▸ **Requirements**:
Copy out each line below that has the word "giro" in it.

▸ **Listed entries**:

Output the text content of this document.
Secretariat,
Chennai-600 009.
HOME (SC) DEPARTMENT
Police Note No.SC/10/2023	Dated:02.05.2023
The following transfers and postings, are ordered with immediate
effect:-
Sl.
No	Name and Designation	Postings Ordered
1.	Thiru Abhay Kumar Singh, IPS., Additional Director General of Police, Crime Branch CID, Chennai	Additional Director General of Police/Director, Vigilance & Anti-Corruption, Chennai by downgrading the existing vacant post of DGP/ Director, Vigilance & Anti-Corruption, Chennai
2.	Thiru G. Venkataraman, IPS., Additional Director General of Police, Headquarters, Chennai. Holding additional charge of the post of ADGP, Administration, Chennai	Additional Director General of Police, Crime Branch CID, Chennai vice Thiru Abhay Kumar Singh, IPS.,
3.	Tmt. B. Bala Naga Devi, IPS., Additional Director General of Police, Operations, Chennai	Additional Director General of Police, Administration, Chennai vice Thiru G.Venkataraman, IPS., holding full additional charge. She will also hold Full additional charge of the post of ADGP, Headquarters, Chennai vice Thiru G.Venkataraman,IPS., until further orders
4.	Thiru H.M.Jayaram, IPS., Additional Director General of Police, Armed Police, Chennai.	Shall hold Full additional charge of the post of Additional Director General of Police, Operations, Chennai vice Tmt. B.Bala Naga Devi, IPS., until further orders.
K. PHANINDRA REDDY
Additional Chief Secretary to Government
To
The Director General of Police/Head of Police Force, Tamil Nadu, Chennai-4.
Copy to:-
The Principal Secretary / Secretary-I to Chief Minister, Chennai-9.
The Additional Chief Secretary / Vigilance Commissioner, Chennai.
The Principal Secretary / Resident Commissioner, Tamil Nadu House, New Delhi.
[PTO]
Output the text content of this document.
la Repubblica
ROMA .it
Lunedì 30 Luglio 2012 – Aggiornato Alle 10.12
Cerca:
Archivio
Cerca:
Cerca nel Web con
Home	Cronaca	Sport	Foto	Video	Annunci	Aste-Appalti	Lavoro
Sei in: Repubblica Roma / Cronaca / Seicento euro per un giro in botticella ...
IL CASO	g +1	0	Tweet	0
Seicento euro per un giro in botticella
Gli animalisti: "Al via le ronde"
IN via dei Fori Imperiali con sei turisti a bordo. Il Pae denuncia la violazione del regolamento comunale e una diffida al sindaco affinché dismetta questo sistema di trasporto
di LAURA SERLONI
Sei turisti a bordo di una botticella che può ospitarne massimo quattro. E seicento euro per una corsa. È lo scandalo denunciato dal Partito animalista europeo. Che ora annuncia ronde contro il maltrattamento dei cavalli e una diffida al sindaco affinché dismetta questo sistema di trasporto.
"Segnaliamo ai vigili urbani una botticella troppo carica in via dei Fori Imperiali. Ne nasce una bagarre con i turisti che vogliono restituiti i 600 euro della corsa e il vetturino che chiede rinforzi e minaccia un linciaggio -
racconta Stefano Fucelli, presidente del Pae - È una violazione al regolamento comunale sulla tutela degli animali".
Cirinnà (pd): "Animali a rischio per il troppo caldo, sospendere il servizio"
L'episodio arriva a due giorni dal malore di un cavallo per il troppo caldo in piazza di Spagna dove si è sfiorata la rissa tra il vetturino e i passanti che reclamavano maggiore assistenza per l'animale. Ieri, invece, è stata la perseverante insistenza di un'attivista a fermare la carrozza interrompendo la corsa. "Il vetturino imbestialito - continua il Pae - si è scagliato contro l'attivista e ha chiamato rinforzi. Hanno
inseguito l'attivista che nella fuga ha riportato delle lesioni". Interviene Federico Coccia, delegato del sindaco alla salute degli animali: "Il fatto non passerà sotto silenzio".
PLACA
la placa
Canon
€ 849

▸ **Full answer**:
Sei in: Repubblica Roma / Cronaca / Seicento euro per un giro in botticella ...
Seicento euro per un giro in botticella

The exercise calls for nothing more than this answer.